_Data supplied_
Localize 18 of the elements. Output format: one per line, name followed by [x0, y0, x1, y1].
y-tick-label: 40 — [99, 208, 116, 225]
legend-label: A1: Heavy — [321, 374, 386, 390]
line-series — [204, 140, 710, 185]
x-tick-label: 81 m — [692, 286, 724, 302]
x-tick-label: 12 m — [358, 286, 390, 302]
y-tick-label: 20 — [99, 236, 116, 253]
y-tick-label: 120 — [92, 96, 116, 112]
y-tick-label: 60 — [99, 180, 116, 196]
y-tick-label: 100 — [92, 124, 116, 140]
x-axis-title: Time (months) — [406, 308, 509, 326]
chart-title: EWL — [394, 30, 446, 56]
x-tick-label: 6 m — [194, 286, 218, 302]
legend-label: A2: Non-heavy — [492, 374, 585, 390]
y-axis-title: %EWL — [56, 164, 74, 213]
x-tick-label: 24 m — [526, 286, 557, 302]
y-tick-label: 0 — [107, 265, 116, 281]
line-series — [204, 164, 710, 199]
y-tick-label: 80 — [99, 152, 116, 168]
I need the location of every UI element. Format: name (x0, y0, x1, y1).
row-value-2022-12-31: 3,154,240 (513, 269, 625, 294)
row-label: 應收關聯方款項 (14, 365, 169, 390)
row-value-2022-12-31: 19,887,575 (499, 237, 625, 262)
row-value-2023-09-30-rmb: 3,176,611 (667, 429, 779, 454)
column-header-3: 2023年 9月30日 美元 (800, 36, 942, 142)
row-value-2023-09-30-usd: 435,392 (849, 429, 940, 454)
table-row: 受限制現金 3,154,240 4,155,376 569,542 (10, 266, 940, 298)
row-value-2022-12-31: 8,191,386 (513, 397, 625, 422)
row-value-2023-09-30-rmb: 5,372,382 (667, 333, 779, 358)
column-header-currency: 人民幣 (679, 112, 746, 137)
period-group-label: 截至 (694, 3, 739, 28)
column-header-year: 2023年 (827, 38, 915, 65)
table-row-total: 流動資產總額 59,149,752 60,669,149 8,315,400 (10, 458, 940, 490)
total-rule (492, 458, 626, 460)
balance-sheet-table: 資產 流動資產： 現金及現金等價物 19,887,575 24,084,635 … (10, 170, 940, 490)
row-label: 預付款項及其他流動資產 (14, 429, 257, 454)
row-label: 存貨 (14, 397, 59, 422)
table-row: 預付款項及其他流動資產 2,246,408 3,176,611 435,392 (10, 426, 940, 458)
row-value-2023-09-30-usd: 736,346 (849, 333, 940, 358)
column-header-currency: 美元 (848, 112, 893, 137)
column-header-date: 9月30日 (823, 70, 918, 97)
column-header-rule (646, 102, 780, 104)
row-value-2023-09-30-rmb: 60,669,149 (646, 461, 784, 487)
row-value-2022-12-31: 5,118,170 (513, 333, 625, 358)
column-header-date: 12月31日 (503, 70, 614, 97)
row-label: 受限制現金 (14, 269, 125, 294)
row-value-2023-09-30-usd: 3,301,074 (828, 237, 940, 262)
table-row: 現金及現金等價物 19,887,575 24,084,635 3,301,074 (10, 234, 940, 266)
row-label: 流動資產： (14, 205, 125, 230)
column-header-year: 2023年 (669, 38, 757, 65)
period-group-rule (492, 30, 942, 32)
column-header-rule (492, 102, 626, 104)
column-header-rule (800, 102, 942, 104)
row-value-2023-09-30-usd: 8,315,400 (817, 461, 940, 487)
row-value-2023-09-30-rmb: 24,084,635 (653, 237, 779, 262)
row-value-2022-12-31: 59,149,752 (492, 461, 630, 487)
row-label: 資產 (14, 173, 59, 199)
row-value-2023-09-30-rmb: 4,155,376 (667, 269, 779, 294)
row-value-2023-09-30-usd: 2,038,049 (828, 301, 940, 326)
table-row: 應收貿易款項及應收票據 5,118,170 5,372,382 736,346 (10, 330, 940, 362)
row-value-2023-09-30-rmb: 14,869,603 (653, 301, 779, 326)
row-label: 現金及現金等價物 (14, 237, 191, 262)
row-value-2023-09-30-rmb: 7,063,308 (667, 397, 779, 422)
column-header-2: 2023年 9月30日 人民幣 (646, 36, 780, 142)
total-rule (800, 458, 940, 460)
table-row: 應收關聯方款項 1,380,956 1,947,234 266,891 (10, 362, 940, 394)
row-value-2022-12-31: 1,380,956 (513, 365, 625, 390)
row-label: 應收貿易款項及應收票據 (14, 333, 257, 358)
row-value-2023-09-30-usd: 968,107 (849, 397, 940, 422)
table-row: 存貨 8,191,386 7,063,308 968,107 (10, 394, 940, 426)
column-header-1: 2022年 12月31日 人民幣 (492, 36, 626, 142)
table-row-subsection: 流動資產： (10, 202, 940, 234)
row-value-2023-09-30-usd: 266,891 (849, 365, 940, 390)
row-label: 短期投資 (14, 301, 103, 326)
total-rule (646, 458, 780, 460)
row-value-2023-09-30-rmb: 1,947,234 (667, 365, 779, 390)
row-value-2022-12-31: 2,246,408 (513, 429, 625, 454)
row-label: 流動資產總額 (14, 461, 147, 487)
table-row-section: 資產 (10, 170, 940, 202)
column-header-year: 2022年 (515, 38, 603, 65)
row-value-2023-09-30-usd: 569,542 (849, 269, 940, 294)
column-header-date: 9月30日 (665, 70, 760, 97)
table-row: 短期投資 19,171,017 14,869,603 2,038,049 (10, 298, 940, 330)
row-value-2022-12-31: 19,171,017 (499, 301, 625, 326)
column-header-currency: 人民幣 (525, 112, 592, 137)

_Exercise objective_
Change every "line-series" in the data above to "data-series", and write out all the lines again with nothing else altered.

_Result below_
Localize 18 of the elements. Output format: one per line, name followed by [x0, y0, x1, y1].
y-tick-label: 40 — [99, 208, 116, 225]
legend-label: A1: Heavy — [321, 374, 386, 390]
data-series — [204, 140, 710, 185]
x-tick-label: 81 m — [692, 286, 724, 302]
x-tick-label: 12 m — [358, 286, 390, 302]
y-tick-label: 20 — [99, 236, 116, 253]
y-tick-label: 120 — [92, 96, 116, 112]
y-tick-label: 60 — [99, 180, 116, 196]
y-tick-label: 100 — [92, 124, 116, 140]
x-axis-title: Time (months) — [406, 308, 509, 326]
chart-title: EWL — [394, 30, 446, 56]
x-tick-label: 6 m — [194, 286, 218, 302]
legend-label: A2: Non-heavy — [492, 374, 585, 390]
y-axis-title: %EWL — [56, 164, 74, 213]
x-tick-label: 24 m — [526, 286, 557, 302]
y-tick-label: 0 — [107, 265, 116, 281]
data-series — [204, 164, 710, 199]
y-tick-label: 80 — [99, 152, 116, 168]
I need the location of every UI element. Format: name (x0, y0, x1, y1).
row-value-2022-12-31: 3,154,240 (513, 269, 625, 294)
row-label: 應收關聯方款項 (14, 365, 169, 390)
row-value-2022-12-31: 19,887,575 (499, 237, 625, 262)
row-value-2023-09-30-rmb: 3,176,611 (667, 429, 779, 454)
column-header-3: 2023年 9月30日 美元 (800, 36, 942, 142)
row-value-2023-09-30-usd: 435,392 (849, 429, 940, 454)
table-row: 受限制現金 3,154,240 4,155,376 569,542 (10, 266, 940, 298)
row-value-2022-12-31: 8,191,386 (513, 397, 625, 422)
row-value-2023-09-30-rmb: 5,372,382 (667, 333, 779, 358)
column-header-currency: 人民幣 (679, 112, 746, 137)
period-group-label: 截至 (694, 3, 739, 28)
column-header-year: 2023年 (827, 38, 915, 65)
table-row-total: 流動資產總額 59,149,752 60,669,149 8,315,400 (10, 458, 940, 490)
total-rule (492, 458, 626, 460)
balance-sheet-table: 資產 流動資產： 現金及現金等價物 19,887,575 24,084,635 … (10, 170, 940, 490)
row-label: 預付款項及其他流動資產 (14, 429, 257, 454)
row-label: 存貨 (14, 397, 59, 422)
table-row: 預付款項及其他流動資產 2,246,408 3,176,611 435,392 (10, 426, 940, 458)
row-value-2023-09-30-usd: 736,346 (849, 333, 940, 358)
column-header-currency: 美元 (848, 112, 893, 137)
column-header-date: 9月30日 (823, 70, 918, 97)
column-header-rule (646, 102, 780, 104)
row-value-2023-09-30-rmb: 60,669,149 (646, 461, 784, 487)
row-value-2022-12-31: 5,118,170 (513, 333, 625, 358)
column-header-date: 12月31日 (503, 70, 614, 97)
row-label: 受限制現金 (14, 269, 125, 294)
row-value-2023-09-30-usd: 3,301,074 (828, 237, 940, 262)
table-row: 現金及現金等價物 19,887,575 24,084,635 3,301,074 (10, 234, 940, 266)
row-label: 流動資產： (14, 205, 125, 230)
column-header-year: 2023年 (669, 38, 757, 65)
period-group-rule (492, 30, 942, 32)
column-header-rule (492, 102, 626, 104)
column-header-rule (800, 102, 942, 104)
row-value-2023-09-30-usd: 8,315,400 (817, 461, 940, 487)
row-value-2023-09-30-rmb: 24,084,635 (653, 237, 779, 262)
row-value-2022-12-31: 59,149,752 (492, 461, 630, 487)
row-label: 資產 (14, 173, 59, 199)
row-value-2023-09-30-rmb: 4,155,376 (667, 269, 779, 294)
row-value-2023-09-30-usd: 2,038,049 (828, 301, 940, 326)
table-row: 應收貿易款項及應收票據 5,118,170 5,372,382 736,346 (10, 330, 940, 362)
row-value-2023-09-30-rmb: 14,869,603 (653, 301, 779, 326)
row-label: 現金及現金等價物 (14, 237, 191, 262)
row-value-2023-09-30-rmb: 7,063,308 (667, 397, 779, 422)
column-header-2: 2023年 9月30日 人民幣 (646, 36, 780, 142)
total-rule (800, 458, 940, 460)
table-row: 應收關聯方款項 1,380,956 1,947,234 266,891 (10, 362, 940, 394)
row-value-2022-12-31: 1,380,956 (513, 365, 625, 390)
row-label: 應收貿易款項及應收票據 (14, 333, 257, 358)
row-value-2023-09-30-usd: 968,107 (849, 397, 940, 422)
table-row: 存貨 8,191,386 7,063,308 968,107 (10, 394, 940, 426)
column-header-1: 2022年 12月31日 人民幣 (492, 36, 626, 142)
table-row-subsection: 流動資產： (10, 202, 940, 234)
row-value-2023-09-30-usd: 266,891 (849, 365, 940, 390)
row-label: 短期投資 (14, 301, 103, 326)
total-rule (646, 458, 780, 460)
row-value-2023-09-30-rmb: 1,947,234 (667, 365, 779, 390)
row-value-2022-12-31: 2,246,408 (513, 429, 625, 454)
row-label: 流動資產總額 (14, 461, 147, 487)
table-row-section: 資產 (10, 170, 940, 202)
column-header-year: 2022年 (515, 38, 603, 65)
row-value-2023-09-30-usd: 569,542 (849, 269, 940, 294)
column-header-date: 9月30日 (665, 70, 760, 97)
table-row: 短期投資 19,171,017 14,869,603 2,038,049 (10, 298, 940, 330)
row-value-2022-12-31: 19,171,017 (499, 301, 625, 326)
column-header-currency: 人民幣 (525, 112, 592, 137)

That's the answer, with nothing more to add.